▶ **WHAT YOU ARE ASKED TO DO**:
Please copy all the lines that follow, word for word.

▶ **MATERIAL PROVIDED**:
·····

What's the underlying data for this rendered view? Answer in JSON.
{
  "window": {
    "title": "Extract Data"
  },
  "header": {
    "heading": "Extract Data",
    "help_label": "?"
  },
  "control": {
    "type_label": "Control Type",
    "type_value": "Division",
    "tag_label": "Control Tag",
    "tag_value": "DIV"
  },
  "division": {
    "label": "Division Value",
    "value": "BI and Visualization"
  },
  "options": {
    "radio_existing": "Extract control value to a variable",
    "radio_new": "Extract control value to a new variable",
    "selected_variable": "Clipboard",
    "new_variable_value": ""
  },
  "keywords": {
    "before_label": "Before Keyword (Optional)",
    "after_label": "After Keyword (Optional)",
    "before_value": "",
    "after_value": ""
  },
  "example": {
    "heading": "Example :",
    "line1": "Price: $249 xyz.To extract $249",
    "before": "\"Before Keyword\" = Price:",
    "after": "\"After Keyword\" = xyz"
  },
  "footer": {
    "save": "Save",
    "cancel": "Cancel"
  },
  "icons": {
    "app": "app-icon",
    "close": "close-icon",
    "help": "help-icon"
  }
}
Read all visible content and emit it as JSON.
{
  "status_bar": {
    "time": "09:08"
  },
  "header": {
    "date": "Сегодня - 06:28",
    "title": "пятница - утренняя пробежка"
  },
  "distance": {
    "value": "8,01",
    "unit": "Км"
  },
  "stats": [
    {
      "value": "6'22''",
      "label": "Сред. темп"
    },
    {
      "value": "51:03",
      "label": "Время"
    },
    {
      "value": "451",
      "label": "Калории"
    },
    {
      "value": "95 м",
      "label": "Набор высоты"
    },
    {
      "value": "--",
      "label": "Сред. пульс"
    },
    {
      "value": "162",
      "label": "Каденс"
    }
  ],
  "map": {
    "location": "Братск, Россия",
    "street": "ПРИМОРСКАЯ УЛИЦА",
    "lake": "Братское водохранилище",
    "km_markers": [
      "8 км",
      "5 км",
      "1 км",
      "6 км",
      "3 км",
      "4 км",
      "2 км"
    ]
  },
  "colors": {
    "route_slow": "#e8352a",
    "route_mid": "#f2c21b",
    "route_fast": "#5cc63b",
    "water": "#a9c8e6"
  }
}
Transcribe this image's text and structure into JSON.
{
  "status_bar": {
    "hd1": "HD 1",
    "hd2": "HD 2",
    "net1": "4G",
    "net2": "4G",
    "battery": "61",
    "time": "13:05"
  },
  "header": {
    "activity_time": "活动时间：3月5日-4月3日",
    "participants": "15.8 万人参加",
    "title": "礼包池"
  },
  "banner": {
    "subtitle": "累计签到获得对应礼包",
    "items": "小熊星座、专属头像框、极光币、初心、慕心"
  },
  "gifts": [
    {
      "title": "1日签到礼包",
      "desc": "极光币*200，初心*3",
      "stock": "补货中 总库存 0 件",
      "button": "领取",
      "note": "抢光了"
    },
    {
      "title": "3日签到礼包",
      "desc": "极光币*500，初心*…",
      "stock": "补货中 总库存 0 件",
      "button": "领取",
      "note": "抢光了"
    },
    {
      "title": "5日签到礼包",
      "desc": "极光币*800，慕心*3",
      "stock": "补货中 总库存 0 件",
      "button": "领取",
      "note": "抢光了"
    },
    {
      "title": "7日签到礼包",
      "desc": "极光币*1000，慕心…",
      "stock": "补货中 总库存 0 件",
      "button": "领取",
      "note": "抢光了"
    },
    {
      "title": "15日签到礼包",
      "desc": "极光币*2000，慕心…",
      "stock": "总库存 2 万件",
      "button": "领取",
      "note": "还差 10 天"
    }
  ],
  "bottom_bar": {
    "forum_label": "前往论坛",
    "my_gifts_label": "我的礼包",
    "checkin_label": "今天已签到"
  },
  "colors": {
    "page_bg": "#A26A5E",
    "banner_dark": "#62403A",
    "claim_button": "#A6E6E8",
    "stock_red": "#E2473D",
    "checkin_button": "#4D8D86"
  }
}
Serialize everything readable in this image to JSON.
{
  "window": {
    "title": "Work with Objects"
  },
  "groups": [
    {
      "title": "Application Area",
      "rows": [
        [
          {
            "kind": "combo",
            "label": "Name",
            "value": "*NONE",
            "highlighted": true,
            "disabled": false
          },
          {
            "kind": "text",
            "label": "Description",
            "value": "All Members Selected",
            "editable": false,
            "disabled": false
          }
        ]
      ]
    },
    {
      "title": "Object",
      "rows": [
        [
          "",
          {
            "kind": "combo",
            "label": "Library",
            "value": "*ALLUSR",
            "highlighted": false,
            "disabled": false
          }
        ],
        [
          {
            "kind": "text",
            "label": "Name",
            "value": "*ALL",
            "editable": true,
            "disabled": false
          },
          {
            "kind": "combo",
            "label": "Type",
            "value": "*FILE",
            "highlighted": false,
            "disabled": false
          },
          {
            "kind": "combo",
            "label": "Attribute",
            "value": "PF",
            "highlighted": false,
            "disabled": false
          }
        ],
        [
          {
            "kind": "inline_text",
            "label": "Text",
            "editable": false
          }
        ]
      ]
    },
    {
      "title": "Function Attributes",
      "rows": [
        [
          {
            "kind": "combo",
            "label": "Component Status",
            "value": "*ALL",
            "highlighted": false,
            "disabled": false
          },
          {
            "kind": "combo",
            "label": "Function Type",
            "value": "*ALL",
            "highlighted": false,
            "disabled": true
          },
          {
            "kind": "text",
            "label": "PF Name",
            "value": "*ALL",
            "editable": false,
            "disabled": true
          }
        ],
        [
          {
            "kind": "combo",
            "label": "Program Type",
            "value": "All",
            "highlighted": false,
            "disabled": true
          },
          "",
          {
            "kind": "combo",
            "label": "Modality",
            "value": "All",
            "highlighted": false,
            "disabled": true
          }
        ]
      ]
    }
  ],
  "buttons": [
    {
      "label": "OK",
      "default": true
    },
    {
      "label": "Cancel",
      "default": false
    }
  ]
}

·····

▶ **PROBLEM SOLUTION**:
What's the underlying data for this rendered view? Answer in JSON.
{
  "window": {
    "title": "Extract Data"
  },
  "header": {
    "heading": "Extract Data",
    "help_label": "?"
  },
  "control": {
    "type_label": "Control Type",
    "type_value": "Division",
    "tag_label": "Control Tag",
    "tag_value": "DIV"
  },
  "division": {
    "label": "Division Value",
    "value": "BI and Visualization"
  },
  "options": {
    "radio_existing": "Extract control value to a variable",
    "radio_new": "Extract control value to a new variable",
    "selected_variable": "Clipboard",
    "new_variable_value": ""
  },
  "keywords": {
    "before_label": "Before Keyword (Optional)",
    "after_label": "After Keyword (Optional)",
    "before_value": "",
    "after_value": ""
  },
  "example": {
    "heading": "Example :",
    "line1": "Price: $249 xyz.To extract $249",
    "before": "\"Before Keyword\" = Price:",
    "after": "\"After Keyword\" = xyz"
  },
  "footer": {
    "save": "Save",
    "cancel": "Cancel"
  },
  "icons": {
    "app": "app-icon",
    "close": "close-icon",
    "help": "help-icon"
  }
}
Read all visible content and emit it as JSON.
{
  "status_bar": {
    "time": "09:08"
  },
  "header": {
    "date": "Сегодня - 06:28",
    "title": "пятница - утренняя пробежка"
  },
  "distance": {
    "value": "8,01",
    "unit": "Км"
  },
  "stats": [
    {
      "value": "6'22''",
      "label": "Сред. темп"
    },
    {
      "value": "51:03",
      "label": "Время"
    },
    {
      "value": "451",
      "label": "Калории"
    },
    {
      "value": "95 м",
      "label": "Набор высоты"
    },
    {
      "value": "--",
      "label": "Сред. пульс"
    },
    {
      "value": "162",
      "label": "Каденс"
    }
  ],
  "map": {
    "location": "Братск, Россия",
    "street": "ПРИМОРСКАЯ УЛИЦА",
    "lake": "Братское водохранилище",
    "km_markers": [
      "8 км",
      "5 км",
      "1 км",
      "6 км",
      "3 км",
      "4 км",
      "2 км"
    ]
  },
  "colors": {
    "route_slow": "#e8352a",
    "route_mid": "#f2c21b",
    "route_fast": "#5cc63b",
    "water": "#a9c8e6"
  }
}
Transcribe this image's text and structure into JSON.
{
  "status_bar": {
    "hd1": "HD 1",
    "hd2": "HD 2",
    "net1": "4G",
    "net2": "4G",
    "battery": "61",
    "time": "13:05"
  },
  "header": {
    "activity_time": "活动时间：3月5日-4月3日",
    "participants": "15.8 万人参加",
    "title": "礼包池"
  },
  "banner": {
    "subtitle": "累计签到获得对应礼包",
    "items": "小熊星座、专属头像框、极光币、初心、慕心"
  },
  "gifts": [
    {
      "title": "1日签到礼包",
      "desc": "极光币*200，初心*3",
      "stock": "补货中 总库存 0 件",
      "button": "领取",
      "note": "抢光了"
    },
    {
      "title": "3日签到礼包",
      "desc": "极光币*500，初心*…",
      "stock": "补货中 总库存 0 件",
      "button": "领取",
      "note": "抢光了"
    },
    {
      "title": "5日签到礼包",
      "desc": "极光币*800，慕心*3",
      "stock": "补货中 总库存 0 件",
      "button": "领取",
      "note": "抢光了"
    },
    {
      "title": "7日签到礼包",
      "desc": "极光币*1000，慕心…",
      "stock": "补货中 总库存 0 件",
      "button": "领取",
      "note": "抢光了"
    },
    {
      "title": "15日签到礼包",
      "desc": "极光币*2000，慕心…",
      "stock": "总库存 2 万件",
      "button": "领取",
      "note": "还差 10 天"
    }
  ],
  "bottom_bar": {
    "forum_label": "前往论坛",
    "my_gifts_label": "我的礼包",
    "checkin_label": "今天已签到"
  },
  "colors": {
    "page_bg": "#A26A5E",
    "banner_dark": "#62403A",
    "claim_button": "#A6E6E8",
    "stock_red": "#E2473D",
    "checkin_button": "#4D8D86"
  }
}
Serialize everything readable in this image to JSON.
{
  "window": {
    "title": "Work with Objects"
  },
  "groups": [
    {
      "title": "Application Area",
      "rows": [
        [
          {
            "kind": "combo",
            "label": "Name",
            "value": "*NONE",
            "highlighted": true,
            "disabled": false
          },
          {
            "kind": "text",
            "label": "Description",
            "value": "All Members Selected",
            "editable": false,
            "disabled": false
          }
        ]
      ]
    },
    {
      "title": "Object",
      "rows": [
        [
          "",
          {
            "kind": "combo",
            "label": "Library",
            "value": "*ALLUSR",
            "highlighted": false,
            "disabled": false
          }
        ],
        [
          {
            "kind": "text",
            "label": "Name",
            "value": "*ALL",
            "editable": true,
            "disabled": false
          },
          {
            "kind": "combo",
            "label": "Type",
            "value": "*FILE",
            "highlighted": false,
            "disabled": false
          },
          {
            "kind": "combo",
            "label": "Attribute",
            "value": "PF",
            "highlighted": false,
            "disabled": false
          }
        ],
        [
          {
            "kind": "inline_text",
            "label": "Text",
            "editable": false
          }
        ]
      ]
    },
    {
      "title": "Function Attributes",
      "rows": [
        [
          {
            "kind": "combo",
            "label": "Component Status",
            "value": "*ALL",
            "highlighted": false,
            "disabled": false
          },
          {
            "kind": "combo",
            "label": "Function Type",
            "value": "*ALL",
            "highlighted": false,
            "disabled": true
          },
          {
            "kind": "text",
            "label": "PF Name",
            "value": "*ALL",
            "editable": false,
            "disabled": true
          }
        ],
        [
          {
            "kind": "combo",
            "label": "Program Type",
            "value": "All",
            "highlighted": false,
            "disabled": true
          },
          "",
          {
            "kind": "combo",
            "label": "Modality",
            "value": "All",
            "highlighted": false,
            "disabled": true
          }
        ]
      ]
    }
  ],
  "buttons": [
    {
      "label": "OK",
      "default": true
    },
    {
      "label": "Cancel",
      "default": false
    }
  ]
}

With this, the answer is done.